>> BEGIN
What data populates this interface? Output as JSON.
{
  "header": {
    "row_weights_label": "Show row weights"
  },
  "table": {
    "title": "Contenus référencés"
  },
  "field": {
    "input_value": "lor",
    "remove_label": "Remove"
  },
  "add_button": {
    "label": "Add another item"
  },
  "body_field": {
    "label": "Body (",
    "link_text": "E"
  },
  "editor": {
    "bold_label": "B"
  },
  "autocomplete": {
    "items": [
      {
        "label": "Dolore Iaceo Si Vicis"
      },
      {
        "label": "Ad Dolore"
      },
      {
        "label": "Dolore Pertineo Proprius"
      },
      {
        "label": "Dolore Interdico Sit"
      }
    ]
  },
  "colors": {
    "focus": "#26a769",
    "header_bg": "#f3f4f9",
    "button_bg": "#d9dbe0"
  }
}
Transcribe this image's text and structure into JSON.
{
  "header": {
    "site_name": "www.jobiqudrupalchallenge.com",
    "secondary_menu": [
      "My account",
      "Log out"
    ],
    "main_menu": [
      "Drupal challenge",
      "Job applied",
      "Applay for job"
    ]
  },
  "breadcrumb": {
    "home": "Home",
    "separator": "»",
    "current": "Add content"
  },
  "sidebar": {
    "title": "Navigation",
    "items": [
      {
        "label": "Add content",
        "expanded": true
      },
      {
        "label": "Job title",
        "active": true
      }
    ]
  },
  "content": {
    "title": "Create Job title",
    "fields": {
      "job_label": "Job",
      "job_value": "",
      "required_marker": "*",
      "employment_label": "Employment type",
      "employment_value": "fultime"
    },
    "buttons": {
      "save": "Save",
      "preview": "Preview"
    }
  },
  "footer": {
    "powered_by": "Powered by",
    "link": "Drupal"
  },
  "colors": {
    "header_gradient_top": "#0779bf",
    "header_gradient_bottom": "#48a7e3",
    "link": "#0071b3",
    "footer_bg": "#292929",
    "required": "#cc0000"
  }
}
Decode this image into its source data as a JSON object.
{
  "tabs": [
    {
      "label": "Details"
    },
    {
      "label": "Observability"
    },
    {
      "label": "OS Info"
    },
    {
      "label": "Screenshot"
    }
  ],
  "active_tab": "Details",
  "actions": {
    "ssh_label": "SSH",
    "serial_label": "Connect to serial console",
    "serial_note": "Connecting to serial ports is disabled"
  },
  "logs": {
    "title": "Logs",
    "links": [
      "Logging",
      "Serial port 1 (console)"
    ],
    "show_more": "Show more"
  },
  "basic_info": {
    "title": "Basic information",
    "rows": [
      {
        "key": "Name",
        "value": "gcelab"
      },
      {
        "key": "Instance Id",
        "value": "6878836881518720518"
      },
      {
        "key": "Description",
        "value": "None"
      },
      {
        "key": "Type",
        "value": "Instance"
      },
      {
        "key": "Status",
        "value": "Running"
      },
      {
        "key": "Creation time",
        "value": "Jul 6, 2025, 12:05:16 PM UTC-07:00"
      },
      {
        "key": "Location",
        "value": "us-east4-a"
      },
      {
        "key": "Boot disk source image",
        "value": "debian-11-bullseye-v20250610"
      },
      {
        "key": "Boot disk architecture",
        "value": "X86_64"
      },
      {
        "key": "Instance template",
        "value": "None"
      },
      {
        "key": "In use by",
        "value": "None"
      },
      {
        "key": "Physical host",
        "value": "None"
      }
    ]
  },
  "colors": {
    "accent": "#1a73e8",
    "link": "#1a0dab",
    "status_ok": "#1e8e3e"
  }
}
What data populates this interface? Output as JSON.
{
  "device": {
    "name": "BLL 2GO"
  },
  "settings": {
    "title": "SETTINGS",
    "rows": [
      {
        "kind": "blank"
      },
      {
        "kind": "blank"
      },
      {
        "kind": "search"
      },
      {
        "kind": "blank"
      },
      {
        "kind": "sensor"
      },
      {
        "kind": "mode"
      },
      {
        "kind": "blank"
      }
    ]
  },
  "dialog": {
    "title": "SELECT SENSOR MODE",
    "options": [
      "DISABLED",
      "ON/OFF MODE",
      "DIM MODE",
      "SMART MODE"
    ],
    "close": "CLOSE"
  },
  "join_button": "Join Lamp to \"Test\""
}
>> END
STATED TASK: Look through the entries above; copy every line holding the string "this".

REPLY:
What data populates this interface? Output as JSON.
Transcribe this image's text and structure into JSON.
Decode this image into its source data as a JSON object.
What data populates this interface? Output as JSON.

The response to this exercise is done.